[Source records]
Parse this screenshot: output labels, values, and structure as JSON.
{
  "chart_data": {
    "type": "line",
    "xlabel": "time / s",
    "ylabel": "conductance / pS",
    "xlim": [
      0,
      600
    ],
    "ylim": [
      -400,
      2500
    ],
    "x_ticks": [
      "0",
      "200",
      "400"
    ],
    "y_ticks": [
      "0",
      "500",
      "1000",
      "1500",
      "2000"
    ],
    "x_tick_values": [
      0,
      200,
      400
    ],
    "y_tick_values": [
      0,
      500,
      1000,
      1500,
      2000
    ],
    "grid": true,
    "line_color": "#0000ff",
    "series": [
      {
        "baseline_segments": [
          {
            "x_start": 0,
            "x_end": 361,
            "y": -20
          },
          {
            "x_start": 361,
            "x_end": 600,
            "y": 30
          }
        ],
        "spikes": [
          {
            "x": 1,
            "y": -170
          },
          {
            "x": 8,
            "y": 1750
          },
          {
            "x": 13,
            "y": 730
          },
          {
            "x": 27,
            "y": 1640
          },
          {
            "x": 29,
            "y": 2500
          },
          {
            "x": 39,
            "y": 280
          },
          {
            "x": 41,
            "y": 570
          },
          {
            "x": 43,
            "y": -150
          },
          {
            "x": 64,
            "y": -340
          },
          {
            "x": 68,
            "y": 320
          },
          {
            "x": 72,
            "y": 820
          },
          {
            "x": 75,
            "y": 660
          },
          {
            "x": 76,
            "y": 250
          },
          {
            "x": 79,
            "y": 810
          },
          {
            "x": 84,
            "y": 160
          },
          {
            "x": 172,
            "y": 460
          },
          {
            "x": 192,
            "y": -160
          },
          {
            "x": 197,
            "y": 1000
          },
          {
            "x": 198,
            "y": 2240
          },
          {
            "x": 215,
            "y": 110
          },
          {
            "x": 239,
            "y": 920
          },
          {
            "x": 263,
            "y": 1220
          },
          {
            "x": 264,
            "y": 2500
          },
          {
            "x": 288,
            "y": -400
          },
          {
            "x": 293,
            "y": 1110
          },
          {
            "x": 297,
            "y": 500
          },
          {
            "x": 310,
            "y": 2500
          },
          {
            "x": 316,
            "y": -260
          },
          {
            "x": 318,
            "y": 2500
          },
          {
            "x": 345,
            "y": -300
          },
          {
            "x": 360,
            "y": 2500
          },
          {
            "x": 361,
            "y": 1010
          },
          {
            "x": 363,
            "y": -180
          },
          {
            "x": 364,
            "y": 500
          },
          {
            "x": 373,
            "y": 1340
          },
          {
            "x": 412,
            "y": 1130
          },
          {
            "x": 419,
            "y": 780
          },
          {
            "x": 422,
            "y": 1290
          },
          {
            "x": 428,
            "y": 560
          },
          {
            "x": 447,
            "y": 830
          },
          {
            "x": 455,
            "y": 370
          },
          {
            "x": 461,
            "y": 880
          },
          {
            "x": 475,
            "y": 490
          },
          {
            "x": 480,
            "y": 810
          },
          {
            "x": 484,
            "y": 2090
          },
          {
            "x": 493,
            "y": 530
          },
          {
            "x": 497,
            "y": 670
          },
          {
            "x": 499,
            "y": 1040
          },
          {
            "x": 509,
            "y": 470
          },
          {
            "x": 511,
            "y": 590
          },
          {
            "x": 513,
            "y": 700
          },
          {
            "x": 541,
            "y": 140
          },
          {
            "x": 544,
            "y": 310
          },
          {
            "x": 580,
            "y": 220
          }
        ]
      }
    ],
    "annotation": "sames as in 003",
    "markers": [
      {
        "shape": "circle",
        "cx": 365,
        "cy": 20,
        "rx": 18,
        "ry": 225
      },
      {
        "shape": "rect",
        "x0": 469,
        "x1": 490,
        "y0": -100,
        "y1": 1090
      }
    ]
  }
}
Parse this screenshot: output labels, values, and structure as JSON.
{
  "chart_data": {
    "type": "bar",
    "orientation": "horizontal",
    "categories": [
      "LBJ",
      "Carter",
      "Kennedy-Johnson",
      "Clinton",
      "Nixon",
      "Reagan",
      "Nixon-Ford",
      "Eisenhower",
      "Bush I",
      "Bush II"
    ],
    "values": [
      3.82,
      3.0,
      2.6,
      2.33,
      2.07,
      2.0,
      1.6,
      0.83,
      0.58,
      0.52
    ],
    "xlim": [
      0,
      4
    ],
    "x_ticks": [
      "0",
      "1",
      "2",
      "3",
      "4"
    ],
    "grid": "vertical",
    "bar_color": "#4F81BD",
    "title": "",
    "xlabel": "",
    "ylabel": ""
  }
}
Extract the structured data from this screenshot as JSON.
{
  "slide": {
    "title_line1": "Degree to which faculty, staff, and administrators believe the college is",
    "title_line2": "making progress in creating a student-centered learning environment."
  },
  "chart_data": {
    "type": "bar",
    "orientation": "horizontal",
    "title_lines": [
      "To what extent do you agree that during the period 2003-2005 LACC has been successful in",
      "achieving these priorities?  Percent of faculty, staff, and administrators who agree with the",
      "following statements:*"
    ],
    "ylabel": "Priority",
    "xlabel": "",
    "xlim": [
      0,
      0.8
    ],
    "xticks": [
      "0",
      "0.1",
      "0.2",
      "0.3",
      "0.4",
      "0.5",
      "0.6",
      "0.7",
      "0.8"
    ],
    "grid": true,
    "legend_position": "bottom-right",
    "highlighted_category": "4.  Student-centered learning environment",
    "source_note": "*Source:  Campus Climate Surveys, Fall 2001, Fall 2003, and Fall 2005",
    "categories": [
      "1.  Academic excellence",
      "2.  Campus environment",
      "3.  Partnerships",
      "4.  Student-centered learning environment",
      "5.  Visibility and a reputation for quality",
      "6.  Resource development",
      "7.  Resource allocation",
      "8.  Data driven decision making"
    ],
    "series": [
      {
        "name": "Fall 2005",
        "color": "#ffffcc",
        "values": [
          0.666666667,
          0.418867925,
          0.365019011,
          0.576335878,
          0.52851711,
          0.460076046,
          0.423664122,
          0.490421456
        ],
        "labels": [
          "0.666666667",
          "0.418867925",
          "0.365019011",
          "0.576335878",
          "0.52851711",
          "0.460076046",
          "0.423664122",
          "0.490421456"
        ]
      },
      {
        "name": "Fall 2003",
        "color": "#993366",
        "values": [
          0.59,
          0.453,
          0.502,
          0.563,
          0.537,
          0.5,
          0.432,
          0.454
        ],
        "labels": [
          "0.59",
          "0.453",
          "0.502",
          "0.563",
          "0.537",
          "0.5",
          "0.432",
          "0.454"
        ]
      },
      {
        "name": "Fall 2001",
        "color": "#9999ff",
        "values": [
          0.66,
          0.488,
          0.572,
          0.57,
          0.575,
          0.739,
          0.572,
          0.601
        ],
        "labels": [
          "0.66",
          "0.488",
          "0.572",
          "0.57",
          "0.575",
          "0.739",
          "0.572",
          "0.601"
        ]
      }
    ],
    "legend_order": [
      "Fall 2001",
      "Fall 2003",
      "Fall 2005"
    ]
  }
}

● Directive: Print out every entry, keeping each one exact.

● Answer to the problem:
Parse this screenshot: output labels, values, and structure as JSON.
{
  "chart_data": {
    "type": "line",
    "xlabel": "time / s",
    "ylabel": "conductance / pS",
    "xlim": [
      0,
      600
    ],
    "ylim": [
      -400,
      2500
    ],
    "x_ticks": [
      "0",
      "200",
      "400"
    ],
    "y_ticks": [
      "0",
      "500",
      "1000",
      "1500",
      "2000"
    ],
    "x_tick_values": [
      0,
      200,
      400
    ],
    "y_tick_values": [
      0,
      500,
      1000,
      1500,
      2000
    ],
    "grid": true,
    "line_color": "#0000ff",
    "series": [
      {
        "baseline_segments": [
          {
            "x_start": 0,
            "x_end": 361,
            "y": -20
          },
          {
            "x_start": 361,
            "x_end": 600,
            "y": 30
          }
        ],
        "spikes": [
          {
            "x": 1,
            "y": -170
          },
          {
            "x": 8,
            "y": 1750
          },
          {
            "x": 13,
            "y": 730
          },
          {
            "x": 27,
            "y": 1640
          },
          {
            "x": 29,
            "y": 2500
          },
          {
            "x": 39,
            "y": 280
          },
          {
            "x": 41,
            "y": 570
          },
          {
            "x": 43,
            "y": -150
          },
          {
            "x": 64,
            "y": -340
          },
          {
            "x": 68,
            "y": 320
          },
          {
            "x": 72,
            "y": 820
          },
          {
            "x": 75,
            "y": 660
          },
          {
            "x": 76,
            "y": 250
          },
          {
            "x": 79,
            "y": 810
          },
          {
            "x": 84,
            "y": 160
          },
          {
            "x": 172,
            "y": 460
          },
          {
            "x": 192,
            "y": -160
          },
          {
            "x": 197,
            "y": 1000
          },
          {
            "x": 198,
            "y": 2240
          },
          {
            "x": 215,
            "y": 110
          },
          {
            "x": 239,
            "y": 920
          },
          {
            "x": 263,
            "y": 1220
          },
          {
            "x": 264,
            "y": 2500
          },
          {
            "x": 288,
            "y": -400
          },
          {
            "x": 293,
            "y": 1110
          },
          {
            "x": 297,
            "y": 500
          },
          {
            "x": 310,
            "y": 2500
          },
          {
            "x": 316,
            "y": -260
          },
          {
            "x": 318,
            "y": 2500
          },
          {
            "x": 345,
            "y": -300
          },
          {
            "x": 360,
            "y": 2500
          },
          {
            "x": 361,
            "y": 1010
          },
          {
            "x": 363,
            "y": -180
          },
          {
            "x": 364,
            "y": 500
          },
          {
            "x": 373,
            "y": 1340
          },
          {
            "x": 412,
            "y": 1130
          },
          {
            "x": 419,
            "y": 780
          },
          {
            "x": 422,
            "y": 1290
          },
          {
            "x": 428,
            "y": 560
          },
          {
            "x": 447,
            "y": 830
          },
          {
            "x": 455,
            "y": 370
          },
          {
            "x": 461,
            "y": 880
          },
          {
            "x": 475,
            "y": 490
          },
          {
            "x": 480,
            "y": 810
          },
          {
            "x": 484,
            "y": 2090
          },
          {
            "x": 493,
            "y": 530
          },
          {
            "x": 497,
            "y": 670
          },
          {
            "x": 499,
            "y": 1040
          },
          {
            "x": 509,
            "y": 470
          },
          {
            "x": 511,
            "y": 590
          },
          {
            "x": 513,
            "y": 700
          },
          {
            "x": 541,
            "y": 140
          },
          {
            "x": 544,
            "y": 310
          },
          {
            "x": 580,
            "y": 220
          }
        ]
      }
    ],
    "annotation": "sames as in 003",
    "markers": [
      {
        "shape": "circle",
        "cx": 365,
        "cy": 20,
        "rx": 18,
        "ry": 225
      },
      {
        "shape": "rect",
        "x0": 469,
        "x1": 490,
        "y0": -100,
        "y1": 1090
      }
    ]
  }
}
Parse this screenshot: output labels, values, and structure as JSON.
{
  "chart_data": {
    "type": "bar",
    "orientation": "horizontal",
    "categories": [
      "LBJ",
      "Carter",
      "Kennedy-Johnson",
      "Clinton",
      "Nixon",
      "Reagan",
      "Nixon-Ford",
      "Eisenhower",
      "Bush I",
      "Bush II"
    ],
    "values": [
      3.82,
      3.0,
      2.6,
      2.33,
      2.07,
      2.0,
      1.6,
      0.83,
      0.58,
      0.52
    ],
    "xlim": [
      0,
      4
    ],
    "x_ticks": [
      "0",
      "1",
      "2",
      "3",
      "4"
    ],
    "grid": "vertical",
    "bar_color": "#4F81BD",
    "title": "",
    "xlabel": "",
    "ylabel": ""
  }
}
Extract the structured data from this screenshot as JSON.
{
  "slide": {
    "title_line1": "Degree to which faculty, staff, and administrators believe the college is",
    "title_line2": "making progress in creating a student-centered learning environment."
  },
  "chart_data": {
    "type": "bar",
    "orientation": "horizontal",
    "title_lines": [
      "To what extent do you agree that during the period 2003-2005 LACC has been successful in",
      "achieving these priorities?  Percent of faculty, staff, and administrators who agree with the",
      "following statements:*"
    ],
    "ylabel": "Priority",
    "xlabel": "",
    "xlim": [
      0,
      0.8
    ],
    "xticks": [
      "0",
      "0.1",
      "0.2",
      "0.3",
      "0.4",
      "0.5",
      "0.6",
      "0.7",
      "0.8"
    ],
    "grid": true,
    "legend_position": "bottom-right",
    "highlighted_category": "4.  Student-centered learning environment",
    "source_note": "*Source:  Campus Climate Surveys, Fall 2001, Fall 2003, and Fall 2005",
    "categories": [
      "1.  Academic excellence",
      "2.  Campus environment",
      "3.  Partnerships",
      "4.  Student-centered learning environment",
      "5.  Visibility and a reputation for quality",
      "6.  Resource development",
      "7.  Resource allocation",
      "8.  Data driven decision making"
    ],
    "series": [
      {
        "name": "Fall 2005",
        "color": "#ffffcc",
        "values": [
          0.666666667,
          0.418867925,
          0.365019011,
          0.576335878,
          0.52851711,
          0.460076046,
          0.423664122,
          0.490421456
        ],
        "labels": [
          "0.666666667",
          "0.418867925",
          "0.365019011",
          "0.576335878",
          "0.52851711",
          "0.460076046",
          "0.423664122",
          "0.490421456"
        ]
      },
      {
        "name": "Fall 2003",
        "color": "#993366",
        "values": [
          0.59,
          0.453,
          0.502,
          0.563,
          0.537,
          0.5,
          0.432,
          0.454
        ],
        "labels": [
          "0.59",
          "0.453",
          "0.502",
          "0.563",
          "0.537",
          "0.5",
          "0.432",
          "0.454"
        ]
      },
      {
        "name": "Fall 2001",
        "color": "#9999ff",
        "values": [
          0.66,
          0.488,
          0.572,
          0.57,
          0.575,
          0.739,
          0.572,
          0.601
        ],
        "labels": [
          "0.66",
          "0.488",
          "0.572",
          "0.57",
          "0.575",
          "0.739",
          "0.572",
          "0.601"
        ]
      }
    ],
    "legend_order": [
      "Fall 2001",
      "Fall 2003",
      "Fall 2005"
    ]
  }
}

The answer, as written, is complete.